Given exercise>
Can you turn the data into a numbered list, starting at its first line and ending at the line that contains "indicator-line — [19, 280, 1902, 490]", leaving out any blank lines?

[Bounding box data]
======

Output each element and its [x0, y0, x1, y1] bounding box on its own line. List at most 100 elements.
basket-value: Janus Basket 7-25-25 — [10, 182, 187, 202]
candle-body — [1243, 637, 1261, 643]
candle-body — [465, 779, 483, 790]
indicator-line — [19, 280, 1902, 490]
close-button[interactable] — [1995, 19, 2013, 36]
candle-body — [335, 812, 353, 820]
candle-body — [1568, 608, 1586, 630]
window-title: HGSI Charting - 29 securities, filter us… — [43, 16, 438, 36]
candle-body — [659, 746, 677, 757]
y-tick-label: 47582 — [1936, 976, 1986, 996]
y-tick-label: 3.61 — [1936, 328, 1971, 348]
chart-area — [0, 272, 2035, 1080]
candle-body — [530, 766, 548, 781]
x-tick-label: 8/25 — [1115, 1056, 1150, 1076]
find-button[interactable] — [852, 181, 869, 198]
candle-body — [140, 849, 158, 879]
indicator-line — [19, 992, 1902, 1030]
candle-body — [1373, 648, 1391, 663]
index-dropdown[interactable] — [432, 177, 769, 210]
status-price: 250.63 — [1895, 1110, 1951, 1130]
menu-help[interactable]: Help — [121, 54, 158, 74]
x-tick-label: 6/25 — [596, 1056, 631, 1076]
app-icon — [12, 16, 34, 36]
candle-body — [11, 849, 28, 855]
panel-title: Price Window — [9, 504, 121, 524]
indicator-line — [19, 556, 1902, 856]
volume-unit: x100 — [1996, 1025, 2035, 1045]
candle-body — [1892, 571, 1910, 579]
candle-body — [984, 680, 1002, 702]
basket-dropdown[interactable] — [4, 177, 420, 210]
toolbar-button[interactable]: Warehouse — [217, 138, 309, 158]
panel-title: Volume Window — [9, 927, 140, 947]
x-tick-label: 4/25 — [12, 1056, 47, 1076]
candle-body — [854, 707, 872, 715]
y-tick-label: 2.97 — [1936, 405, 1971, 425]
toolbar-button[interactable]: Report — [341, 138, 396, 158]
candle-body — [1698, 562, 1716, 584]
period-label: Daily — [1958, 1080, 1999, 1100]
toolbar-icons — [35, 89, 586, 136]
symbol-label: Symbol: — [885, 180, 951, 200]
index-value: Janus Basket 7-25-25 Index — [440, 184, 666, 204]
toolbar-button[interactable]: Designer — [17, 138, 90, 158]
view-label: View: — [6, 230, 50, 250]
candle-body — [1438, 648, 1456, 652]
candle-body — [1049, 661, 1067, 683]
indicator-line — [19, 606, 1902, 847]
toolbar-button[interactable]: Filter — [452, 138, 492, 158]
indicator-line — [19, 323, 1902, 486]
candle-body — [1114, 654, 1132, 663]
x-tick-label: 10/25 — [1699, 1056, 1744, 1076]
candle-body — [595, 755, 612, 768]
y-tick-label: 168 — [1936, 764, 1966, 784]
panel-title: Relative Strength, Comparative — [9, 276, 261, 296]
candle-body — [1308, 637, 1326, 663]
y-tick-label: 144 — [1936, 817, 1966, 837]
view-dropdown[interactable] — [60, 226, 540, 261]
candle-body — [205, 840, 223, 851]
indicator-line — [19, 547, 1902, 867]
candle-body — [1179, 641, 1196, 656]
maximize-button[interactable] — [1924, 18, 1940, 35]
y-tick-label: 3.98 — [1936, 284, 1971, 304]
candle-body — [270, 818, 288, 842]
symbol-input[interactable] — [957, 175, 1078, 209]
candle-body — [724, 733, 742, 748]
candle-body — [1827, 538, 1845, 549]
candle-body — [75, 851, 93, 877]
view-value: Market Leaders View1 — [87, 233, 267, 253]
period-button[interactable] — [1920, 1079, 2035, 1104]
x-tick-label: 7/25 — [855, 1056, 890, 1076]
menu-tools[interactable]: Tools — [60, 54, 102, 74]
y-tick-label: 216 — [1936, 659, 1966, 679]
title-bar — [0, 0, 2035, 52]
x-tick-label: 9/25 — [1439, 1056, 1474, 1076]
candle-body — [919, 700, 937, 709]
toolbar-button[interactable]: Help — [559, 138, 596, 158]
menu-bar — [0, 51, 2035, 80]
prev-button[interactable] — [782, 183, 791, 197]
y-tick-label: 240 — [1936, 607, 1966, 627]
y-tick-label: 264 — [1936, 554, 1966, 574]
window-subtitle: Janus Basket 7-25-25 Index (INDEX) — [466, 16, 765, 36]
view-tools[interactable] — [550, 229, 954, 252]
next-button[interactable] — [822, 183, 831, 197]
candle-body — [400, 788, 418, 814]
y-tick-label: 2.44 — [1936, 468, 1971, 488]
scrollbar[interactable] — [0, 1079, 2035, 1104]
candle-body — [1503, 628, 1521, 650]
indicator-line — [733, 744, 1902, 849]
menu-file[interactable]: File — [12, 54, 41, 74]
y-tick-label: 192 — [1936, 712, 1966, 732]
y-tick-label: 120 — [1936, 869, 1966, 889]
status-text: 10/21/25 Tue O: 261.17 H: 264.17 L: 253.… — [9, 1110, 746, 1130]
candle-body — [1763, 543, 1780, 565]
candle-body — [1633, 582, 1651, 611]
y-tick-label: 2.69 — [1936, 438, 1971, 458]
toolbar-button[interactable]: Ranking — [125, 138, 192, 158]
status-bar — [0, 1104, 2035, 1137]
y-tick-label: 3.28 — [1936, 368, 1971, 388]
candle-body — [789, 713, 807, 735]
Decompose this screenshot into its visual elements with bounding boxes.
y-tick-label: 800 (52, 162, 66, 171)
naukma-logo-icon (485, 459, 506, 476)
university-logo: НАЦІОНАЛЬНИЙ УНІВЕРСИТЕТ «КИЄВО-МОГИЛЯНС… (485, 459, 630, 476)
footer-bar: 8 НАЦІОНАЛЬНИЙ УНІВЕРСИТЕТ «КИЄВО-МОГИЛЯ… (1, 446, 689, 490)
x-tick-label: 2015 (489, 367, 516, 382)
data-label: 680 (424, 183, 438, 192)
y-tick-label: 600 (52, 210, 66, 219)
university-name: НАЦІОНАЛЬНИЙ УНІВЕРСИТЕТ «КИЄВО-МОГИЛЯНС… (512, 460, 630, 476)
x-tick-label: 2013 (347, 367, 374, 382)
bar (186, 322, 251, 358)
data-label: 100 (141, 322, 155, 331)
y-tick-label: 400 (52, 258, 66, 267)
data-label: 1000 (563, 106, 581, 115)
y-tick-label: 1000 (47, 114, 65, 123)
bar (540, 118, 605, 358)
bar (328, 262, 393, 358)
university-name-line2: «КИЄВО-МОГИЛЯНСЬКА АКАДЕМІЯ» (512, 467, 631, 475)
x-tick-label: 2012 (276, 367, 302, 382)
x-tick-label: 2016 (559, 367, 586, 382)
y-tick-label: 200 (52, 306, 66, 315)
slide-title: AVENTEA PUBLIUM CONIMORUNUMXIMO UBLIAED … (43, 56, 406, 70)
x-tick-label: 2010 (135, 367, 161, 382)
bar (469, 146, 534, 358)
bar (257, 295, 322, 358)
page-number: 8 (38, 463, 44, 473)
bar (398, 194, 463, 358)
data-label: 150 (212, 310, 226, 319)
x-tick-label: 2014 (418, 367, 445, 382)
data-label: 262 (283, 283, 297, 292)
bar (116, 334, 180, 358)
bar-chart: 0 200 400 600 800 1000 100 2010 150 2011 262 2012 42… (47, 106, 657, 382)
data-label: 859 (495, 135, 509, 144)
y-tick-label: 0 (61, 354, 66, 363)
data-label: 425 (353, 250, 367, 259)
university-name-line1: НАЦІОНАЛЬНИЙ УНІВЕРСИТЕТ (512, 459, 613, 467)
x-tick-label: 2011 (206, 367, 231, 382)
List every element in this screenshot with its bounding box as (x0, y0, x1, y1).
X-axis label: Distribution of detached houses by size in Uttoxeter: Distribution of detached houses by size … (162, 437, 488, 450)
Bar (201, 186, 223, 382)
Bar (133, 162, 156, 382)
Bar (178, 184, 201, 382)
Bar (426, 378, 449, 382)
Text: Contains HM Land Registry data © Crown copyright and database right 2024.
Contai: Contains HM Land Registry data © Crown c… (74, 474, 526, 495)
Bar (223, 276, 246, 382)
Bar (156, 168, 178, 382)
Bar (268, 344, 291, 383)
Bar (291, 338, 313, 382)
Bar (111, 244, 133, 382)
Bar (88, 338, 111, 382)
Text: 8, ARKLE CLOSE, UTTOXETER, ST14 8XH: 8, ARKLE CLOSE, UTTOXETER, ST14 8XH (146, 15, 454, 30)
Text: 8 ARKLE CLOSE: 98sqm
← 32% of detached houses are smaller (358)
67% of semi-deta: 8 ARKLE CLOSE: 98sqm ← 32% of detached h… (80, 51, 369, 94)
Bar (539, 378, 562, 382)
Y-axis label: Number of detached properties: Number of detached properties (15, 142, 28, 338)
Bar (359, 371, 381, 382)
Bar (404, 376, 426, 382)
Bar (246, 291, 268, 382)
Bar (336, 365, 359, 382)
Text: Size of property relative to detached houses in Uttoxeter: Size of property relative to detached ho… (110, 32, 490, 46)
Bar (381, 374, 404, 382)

======

Task response>
1. Output each element and its [x0, y0, x1, y1] bounding box on its own line. List at most 100 elements.
2. basket-value: Janus Basket 7-25-25 — [10, 182, 187, 202]
3. candle-body — [1243, 637, 1261, 643]
4. candle-body — [465, 779, 483, 790]
5. indicator-line — [19, 280, 1902, 490]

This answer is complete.